EXERCISE DIRECTIONS: State the count of lines below in which the word "Oklahoma" appears, and add nothing.

[Stored data entries]
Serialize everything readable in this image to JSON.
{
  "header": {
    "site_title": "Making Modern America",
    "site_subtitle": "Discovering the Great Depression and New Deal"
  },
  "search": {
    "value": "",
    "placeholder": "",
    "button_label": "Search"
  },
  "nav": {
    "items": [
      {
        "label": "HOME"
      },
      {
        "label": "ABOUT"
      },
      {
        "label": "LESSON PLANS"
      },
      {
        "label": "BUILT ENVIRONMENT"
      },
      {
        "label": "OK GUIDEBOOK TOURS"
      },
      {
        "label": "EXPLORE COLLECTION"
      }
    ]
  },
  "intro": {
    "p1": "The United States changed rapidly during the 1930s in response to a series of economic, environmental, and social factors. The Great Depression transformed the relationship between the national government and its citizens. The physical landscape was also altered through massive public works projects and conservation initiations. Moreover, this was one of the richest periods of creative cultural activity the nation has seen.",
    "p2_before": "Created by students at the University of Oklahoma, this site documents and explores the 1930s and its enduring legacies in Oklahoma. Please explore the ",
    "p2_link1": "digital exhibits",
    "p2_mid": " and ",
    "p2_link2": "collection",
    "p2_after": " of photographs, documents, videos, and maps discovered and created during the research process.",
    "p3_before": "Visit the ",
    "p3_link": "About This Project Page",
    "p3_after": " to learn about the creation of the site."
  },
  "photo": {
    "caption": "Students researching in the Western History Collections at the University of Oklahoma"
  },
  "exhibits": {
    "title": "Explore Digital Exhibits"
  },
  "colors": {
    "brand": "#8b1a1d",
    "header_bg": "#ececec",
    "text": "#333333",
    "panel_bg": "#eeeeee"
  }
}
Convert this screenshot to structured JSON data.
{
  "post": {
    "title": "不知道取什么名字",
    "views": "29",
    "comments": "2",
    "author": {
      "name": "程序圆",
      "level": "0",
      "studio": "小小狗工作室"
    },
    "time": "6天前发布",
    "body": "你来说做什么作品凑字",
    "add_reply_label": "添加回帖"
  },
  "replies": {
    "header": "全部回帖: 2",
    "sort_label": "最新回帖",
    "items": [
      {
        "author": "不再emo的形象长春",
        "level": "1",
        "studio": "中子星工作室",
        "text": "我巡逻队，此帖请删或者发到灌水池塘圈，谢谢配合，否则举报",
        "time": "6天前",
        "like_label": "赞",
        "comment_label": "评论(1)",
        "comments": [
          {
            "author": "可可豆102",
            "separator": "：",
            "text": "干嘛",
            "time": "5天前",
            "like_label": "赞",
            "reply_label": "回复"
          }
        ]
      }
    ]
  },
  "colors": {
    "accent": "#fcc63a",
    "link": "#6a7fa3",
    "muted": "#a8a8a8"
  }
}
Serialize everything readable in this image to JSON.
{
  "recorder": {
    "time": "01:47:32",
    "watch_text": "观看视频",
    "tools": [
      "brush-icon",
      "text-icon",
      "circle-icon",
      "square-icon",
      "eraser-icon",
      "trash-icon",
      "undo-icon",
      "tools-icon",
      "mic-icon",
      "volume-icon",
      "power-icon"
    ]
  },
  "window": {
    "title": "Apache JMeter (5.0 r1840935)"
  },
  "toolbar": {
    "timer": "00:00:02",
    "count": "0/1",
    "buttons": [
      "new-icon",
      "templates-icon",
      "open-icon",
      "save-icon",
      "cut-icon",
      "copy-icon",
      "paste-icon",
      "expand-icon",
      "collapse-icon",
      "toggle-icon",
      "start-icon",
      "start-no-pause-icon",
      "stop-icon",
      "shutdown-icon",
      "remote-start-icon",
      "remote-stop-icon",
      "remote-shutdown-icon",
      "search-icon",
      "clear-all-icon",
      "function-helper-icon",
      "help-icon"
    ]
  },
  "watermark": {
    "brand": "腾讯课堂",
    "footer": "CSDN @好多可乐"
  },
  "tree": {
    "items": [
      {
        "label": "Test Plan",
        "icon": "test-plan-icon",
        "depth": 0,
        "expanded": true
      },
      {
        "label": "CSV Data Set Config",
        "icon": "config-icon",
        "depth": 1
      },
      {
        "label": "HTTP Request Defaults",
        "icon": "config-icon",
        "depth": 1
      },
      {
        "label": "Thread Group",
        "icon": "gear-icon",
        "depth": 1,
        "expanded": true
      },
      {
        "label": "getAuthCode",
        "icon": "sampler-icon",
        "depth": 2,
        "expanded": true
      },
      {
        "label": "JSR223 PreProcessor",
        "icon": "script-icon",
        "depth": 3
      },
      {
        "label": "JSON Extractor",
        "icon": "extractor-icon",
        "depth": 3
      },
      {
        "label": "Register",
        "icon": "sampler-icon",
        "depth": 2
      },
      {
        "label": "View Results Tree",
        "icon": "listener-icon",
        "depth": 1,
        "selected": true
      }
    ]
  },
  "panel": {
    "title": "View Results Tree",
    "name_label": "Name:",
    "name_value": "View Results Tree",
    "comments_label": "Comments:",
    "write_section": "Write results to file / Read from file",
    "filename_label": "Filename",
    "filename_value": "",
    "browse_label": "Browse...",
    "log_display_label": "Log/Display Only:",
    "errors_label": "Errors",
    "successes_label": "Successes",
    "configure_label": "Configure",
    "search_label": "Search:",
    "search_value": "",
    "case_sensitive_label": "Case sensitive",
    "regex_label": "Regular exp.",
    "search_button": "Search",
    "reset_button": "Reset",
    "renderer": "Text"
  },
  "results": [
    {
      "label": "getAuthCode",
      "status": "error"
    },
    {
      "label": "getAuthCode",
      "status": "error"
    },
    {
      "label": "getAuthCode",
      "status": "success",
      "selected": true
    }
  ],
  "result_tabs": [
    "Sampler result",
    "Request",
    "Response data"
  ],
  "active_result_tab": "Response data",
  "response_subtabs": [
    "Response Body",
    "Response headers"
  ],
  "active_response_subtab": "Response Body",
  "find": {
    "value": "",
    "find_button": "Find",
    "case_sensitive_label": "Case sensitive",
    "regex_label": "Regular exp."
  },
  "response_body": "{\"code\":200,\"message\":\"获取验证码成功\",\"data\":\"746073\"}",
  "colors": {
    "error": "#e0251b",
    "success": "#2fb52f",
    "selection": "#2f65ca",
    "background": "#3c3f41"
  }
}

FULL RESPONSE: 2